WHAT THE TASK ASKS: Report how many lines of the entries below contain the word "title", and nothing more.

DATASET EXCERPTS:
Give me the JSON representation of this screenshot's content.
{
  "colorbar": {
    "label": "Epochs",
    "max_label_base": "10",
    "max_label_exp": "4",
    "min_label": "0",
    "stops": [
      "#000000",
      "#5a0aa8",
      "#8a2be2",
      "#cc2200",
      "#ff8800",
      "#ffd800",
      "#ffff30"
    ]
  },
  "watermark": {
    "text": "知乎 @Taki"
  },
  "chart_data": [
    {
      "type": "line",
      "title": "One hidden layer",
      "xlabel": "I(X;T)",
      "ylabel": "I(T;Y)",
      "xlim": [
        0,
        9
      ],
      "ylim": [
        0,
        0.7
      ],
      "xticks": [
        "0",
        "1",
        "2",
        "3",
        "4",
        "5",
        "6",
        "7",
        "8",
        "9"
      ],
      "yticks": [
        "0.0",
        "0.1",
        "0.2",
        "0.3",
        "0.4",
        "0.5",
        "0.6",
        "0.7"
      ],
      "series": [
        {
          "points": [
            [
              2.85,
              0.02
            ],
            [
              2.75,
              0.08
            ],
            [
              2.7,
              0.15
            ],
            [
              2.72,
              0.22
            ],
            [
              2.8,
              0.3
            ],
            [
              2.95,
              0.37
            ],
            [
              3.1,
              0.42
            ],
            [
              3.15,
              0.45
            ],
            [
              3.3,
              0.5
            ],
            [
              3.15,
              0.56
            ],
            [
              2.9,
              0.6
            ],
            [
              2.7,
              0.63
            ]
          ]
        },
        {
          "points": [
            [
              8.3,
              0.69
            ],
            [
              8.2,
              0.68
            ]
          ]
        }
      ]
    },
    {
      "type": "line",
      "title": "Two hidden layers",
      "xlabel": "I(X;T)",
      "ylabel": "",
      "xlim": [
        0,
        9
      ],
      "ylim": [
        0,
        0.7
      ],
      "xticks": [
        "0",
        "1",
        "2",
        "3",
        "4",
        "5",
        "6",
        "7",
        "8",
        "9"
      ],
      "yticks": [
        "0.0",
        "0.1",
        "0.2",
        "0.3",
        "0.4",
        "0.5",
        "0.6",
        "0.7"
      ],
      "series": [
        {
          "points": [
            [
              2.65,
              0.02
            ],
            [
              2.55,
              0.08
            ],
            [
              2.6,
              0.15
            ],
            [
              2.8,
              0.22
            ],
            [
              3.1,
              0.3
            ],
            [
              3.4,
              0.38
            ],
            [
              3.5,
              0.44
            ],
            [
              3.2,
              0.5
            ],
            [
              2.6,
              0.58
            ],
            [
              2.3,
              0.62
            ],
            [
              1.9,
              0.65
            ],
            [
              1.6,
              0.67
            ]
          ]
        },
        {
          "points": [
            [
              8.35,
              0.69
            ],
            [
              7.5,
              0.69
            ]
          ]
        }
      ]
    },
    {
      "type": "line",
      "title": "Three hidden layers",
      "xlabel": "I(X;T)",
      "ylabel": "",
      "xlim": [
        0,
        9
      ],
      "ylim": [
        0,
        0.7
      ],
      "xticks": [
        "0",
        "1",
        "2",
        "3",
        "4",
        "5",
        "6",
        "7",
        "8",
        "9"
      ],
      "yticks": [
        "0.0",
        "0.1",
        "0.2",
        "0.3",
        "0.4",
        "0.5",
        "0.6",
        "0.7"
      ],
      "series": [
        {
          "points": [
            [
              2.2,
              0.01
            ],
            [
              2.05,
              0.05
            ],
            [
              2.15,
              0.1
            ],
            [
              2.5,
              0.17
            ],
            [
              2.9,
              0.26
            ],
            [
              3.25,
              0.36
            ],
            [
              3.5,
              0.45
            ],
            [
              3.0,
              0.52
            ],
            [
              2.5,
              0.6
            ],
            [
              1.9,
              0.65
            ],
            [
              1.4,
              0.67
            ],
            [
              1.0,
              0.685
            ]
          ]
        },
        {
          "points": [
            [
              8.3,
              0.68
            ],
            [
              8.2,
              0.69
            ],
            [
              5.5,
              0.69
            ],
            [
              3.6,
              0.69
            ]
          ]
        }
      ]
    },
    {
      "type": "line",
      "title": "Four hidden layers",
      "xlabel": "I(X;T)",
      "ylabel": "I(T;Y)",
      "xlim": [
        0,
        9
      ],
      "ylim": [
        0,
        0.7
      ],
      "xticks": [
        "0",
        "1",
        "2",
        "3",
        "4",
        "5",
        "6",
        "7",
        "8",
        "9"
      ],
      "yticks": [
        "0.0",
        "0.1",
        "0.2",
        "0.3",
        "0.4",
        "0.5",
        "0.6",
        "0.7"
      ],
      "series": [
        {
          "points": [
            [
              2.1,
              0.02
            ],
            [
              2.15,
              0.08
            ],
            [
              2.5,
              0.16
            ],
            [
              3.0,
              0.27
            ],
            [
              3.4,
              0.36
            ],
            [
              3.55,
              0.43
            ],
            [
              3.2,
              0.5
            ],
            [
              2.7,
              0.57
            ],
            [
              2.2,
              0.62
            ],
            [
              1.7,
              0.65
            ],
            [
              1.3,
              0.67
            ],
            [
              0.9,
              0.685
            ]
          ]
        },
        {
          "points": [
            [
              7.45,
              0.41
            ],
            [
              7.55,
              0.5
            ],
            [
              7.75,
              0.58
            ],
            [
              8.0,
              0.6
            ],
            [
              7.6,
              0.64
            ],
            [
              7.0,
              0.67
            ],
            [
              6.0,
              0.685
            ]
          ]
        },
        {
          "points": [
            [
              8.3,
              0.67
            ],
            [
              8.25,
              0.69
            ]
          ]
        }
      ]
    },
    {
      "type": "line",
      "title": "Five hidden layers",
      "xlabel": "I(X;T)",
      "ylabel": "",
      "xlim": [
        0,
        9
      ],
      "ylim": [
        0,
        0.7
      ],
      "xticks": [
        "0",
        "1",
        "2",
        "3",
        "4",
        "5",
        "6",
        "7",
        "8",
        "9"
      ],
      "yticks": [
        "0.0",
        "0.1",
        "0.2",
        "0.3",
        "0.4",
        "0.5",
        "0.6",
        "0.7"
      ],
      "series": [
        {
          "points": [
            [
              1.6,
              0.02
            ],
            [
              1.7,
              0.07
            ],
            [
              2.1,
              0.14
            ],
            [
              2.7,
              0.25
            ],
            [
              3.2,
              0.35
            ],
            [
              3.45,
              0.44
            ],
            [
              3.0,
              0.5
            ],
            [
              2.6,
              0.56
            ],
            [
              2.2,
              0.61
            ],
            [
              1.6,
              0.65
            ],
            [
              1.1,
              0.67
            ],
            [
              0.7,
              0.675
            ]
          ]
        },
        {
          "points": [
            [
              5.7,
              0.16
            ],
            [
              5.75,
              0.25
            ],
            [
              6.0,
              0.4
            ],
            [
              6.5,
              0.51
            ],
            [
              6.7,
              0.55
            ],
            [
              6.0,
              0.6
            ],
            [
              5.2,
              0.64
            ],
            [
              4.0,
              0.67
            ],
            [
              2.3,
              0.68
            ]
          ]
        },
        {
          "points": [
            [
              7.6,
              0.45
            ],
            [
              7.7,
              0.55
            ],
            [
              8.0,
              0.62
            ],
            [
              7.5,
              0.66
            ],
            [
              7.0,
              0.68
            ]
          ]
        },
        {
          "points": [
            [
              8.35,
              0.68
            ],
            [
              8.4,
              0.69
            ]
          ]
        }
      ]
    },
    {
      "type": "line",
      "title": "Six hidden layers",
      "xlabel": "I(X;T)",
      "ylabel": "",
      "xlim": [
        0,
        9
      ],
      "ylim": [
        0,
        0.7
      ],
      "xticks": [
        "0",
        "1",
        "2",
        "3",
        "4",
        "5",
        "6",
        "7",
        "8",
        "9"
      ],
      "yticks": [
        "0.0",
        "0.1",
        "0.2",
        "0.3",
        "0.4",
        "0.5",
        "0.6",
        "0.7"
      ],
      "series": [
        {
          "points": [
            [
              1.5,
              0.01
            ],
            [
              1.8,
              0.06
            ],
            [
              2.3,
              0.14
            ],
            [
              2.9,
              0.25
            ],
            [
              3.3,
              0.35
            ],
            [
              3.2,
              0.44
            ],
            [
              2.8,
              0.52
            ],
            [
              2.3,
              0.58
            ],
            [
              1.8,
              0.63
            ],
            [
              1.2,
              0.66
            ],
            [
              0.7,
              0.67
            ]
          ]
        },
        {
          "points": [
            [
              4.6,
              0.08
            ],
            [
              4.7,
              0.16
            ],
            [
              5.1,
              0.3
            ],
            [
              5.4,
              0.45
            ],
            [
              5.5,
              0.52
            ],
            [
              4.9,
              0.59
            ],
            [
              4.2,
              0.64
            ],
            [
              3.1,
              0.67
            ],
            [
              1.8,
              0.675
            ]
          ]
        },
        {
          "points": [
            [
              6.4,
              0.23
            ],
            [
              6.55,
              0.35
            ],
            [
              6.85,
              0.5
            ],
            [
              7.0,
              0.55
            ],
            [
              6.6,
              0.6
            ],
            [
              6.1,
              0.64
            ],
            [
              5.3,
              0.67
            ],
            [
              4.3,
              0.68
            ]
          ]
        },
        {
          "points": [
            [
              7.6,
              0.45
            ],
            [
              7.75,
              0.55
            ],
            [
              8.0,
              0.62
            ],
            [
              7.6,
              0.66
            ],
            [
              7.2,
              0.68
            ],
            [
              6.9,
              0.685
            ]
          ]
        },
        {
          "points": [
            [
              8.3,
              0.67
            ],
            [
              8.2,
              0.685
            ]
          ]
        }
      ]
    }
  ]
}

OUTPUT FOR THIS EXERCISE: 6